● **Given instruction**: Locate the line that contains "Extract the structured". Copy it and every following line through the end of the records, exactly, and include nothing else.

● **Dataset**:
◇ ◇ ◇ ◇
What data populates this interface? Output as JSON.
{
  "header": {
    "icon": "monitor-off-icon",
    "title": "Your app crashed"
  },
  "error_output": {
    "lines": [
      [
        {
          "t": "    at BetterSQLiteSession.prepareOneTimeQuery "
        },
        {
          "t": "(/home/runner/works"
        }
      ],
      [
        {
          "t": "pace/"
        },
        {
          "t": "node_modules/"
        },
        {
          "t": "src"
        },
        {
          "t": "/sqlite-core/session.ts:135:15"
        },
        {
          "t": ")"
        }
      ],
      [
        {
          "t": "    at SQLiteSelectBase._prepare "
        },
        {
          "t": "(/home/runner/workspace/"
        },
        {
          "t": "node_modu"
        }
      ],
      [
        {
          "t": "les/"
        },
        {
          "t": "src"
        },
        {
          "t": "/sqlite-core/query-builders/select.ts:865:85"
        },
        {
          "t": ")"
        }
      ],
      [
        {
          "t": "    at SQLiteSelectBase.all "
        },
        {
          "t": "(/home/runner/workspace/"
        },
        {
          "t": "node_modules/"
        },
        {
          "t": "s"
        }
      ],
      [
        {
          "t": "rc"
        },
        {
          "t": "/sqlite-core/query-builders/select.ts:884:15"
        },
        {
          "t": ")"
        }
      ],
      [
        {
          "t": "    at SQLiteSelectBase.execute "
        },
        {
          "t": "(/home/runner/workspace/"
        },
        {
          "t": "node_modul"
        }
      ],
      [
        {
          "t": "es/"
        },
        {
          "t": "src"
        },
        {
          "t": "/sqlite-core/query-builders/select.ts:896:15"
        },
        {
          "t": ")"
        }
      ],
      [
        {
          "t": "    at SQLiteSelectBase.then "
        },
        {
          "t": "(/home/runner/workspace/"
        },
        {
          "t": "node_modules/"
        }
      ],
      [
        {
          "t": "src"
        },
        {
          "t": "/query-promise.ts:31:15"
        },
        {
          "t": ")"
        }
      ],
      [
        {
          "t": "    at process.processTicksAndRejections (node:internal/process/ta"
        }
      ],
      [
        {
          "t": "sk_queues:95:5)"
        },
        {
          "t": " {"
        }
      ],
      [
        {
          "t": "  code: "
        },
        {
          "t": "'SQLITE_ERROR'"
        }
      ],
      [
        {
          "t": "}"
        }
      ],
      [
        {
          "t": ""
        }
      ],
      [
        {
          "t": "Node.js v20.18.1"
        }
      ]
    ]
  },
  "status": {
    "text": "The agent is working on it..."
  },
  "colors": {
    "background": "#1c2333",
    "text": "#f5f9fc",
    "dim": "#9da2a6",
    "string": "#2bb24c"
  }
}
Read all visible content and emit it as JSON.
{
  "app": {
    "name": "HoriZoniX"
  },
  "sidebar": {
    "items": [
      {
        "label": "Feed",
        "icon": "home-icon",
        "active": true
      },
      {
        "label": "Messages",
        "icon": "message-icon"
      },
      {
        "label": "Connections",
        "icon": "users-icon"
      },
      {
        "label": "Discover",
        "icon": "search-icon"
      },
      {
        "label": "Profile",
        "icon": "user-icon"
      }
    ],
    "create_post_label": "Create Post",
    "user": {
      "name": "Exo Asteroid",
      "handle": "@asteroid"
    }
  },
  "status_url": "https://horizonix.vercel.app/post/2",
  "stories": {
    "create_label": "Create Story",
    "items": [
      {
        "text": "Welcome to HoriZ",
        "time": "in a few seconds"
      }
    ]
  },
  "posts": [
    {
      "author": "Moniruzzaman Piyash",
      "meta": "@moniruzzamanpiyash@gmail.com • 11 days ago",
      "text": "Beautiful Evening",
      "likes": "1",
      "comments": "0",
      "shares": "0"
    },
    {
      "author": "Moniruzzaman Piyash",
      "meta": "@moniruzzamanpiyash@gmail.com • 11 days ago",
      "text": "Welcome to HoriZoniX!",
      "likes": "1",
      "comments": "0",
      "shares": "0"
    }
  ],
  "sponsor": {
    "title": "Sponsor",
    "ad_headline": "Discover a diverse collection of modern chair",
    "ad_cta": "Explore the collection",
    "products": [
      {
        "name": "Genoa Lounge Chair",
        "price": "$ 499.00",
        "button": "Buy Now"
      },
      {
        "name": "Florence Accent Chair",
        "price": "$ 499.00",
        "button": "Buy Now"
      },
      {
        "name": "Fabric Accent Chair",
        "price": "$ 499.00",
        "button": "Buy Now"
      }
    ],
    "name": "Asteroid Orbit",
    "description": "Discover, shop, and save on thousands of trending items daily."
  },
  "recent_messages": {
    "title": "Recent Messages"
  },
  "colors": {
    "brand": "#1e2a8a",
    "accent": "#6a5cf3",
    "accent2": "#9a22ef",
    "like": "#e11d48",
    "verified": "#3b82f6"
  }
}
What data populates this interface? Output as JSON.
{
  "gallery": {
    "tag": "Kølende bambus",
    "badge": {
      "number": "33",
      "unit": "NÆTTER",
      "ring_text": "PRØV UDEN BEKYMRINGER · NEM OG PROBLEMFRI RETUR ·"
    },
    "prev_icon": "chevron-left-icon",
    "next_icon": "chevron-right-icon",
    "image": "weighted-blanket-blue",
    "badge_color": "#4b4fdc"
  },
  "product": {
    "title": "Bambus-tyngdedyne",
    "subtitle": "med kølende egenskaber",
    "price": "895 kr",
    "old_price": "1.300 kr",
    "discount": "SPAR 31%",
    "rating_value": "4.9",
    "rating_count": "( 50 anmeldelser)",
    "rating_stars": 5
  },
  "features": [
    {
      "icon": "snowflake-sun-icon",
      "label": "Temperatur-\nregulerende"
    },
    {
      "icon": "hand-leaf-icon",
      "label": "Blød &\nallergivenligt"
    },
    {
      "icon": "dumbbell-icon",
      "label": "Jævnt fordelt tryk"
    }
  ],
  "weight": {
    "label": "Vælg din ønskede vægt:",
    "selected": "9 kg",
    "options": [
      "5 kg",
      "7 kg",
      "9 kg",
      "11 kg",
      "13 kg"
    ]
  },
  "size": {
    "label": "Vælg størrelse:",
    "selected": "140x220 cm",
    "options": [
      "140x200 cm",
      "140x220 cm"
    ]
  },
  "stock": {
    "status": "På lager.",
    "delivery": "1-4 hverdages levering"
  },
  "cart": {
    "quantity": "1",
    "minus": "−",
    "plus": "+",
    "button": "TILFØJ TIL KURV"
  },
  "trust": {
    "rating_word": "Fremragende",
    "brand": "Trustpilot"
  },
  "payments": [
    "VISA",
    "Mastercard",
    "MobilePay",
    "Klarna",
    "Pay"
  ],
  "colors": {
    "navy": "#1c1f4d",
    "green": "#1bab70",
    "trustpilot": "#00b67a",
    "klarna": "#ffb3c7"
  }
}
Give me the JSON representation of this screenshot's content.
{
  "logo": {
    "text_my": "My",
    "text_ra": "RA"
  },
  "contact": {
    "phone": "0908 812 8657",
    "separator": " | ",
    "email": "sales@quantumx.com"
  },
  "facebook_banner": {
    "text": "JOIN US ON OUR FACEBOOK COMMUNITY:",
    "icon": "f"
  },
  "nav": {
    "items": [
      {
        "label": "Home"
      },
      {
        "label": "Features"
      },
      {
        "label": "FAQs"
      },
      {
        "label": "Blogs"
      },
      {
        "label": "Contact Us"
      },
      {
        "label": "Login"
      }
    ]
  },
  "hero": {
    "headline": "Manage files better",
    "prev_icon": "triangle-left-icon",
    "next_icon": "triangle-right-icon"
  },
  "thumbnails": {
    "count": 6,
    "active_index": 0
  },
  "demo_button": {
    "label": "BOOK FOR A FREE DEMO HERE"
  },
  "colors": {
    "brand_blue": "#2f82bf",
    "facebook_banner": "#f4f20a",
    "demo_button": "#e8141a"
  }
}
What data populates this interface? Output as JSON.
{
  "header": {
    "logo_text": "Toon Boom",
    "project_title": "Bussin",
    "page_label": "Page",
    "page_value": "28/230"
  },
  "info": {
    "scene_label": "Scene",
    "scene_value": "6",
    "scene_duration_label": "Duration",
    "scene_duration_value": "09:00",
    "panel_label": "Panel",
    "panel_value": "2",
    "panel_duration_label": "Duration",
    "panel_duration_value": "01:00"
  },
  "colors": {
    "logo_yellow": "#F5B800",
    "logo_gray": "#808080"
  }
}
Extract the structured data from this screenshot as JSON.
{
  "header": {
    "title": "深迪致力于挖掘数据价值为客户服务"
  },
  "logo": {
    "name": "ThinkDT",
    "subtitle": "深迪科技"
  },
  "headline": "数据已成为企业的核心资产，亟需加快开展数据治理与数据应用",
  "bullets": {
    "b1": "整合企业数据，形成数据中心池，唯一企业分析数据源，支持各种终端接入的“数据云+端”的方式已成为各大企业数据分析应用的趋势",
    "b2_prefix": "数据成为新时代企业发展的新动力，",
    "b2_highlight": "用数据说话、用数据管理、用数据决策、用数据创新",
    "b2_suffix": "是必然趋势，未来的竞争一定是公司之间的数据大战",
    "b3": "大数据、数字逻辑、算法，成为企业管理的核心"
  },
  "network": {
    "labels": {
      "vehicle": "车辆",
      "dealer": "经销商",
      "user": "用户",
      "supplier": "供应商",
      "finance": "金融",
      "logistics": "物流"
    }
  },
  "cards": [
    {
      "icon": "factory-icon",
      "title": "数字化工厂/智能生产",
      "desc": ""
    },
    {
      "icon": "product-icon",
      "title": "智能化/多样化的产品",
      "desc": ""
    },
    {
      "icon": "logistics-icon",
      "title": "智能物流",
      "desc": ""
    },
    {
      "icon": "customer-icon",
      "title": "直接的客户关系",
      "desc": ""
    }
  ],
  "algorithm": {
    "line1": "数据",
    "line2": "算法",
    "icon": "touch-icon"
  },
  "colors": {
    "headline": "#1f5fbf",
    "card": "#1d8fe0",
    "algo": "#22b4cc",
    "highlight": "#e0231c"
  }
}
◇ ◇ ◇ ◇
● **Finished answer**:
Extract the structured data from this screenshot as JSON.
{
  "header": {
    "title": "深迪致力于挖掘数据价值为客户服务"
  },
  "logo": {
    "name": "ThinkDT",
    "subtitle": "深迪科技"
  },
  "headline": "数据已成为企业的核心资产，亟需加快开展数据治理与数据应用",
  "bullets": {
    "b1": "整合企业数据，形成数据中心池，唯一企业分析数据源，支持各种终端接入的“数据云+端”的方式已成为各大企业数据分析应用的趋势",
    "b2_prefix": "数据成为新时代企业发展的新动力，",
    "b2_highlight": "用数据说话、用数据管理、用数据决策、用数据创新",
    "b2_suffix": "是必然趋势，未来的竞争一定是公司之间的数据大战",
    "b3": "大数据、数字逻辑、算法，成为企业管理的核心"
  },
  "network": {
    "labels": {
      "vehicle": "车辆",
      "dealer": "经销商",
      "user": "用户",
      "supplier": "供应商",
      "finance": "金融",
      "logistics": "物流"
    }
  },
  "cards": [
    {
      "icon": "factory-icon",
      "title": "数字化工厂/智能生产",
      "desc": ""
    },
    {
      "icon": "product-icon",
      "title": "智能化/多样化的产品",
      "desc": ""
    },
    {
      "icon": "logistics-icon",
      "title": "智能物流",
      "desc": ""
    },
    {
      "icon": "customer-icon",
      "title": "直接的客户关系",
      "desc": ""
    }
  ],
  "algorithm": {
    "line1": "数据",
    "line2": "算法",
    "icon": "touch-icon"
  },
  "colors": {
    "headline": "#1f5fbf",
    "card": "#1d8fe0",
    "algo": "#22b4cc",
    "highlight": "#e0231c"
  }
}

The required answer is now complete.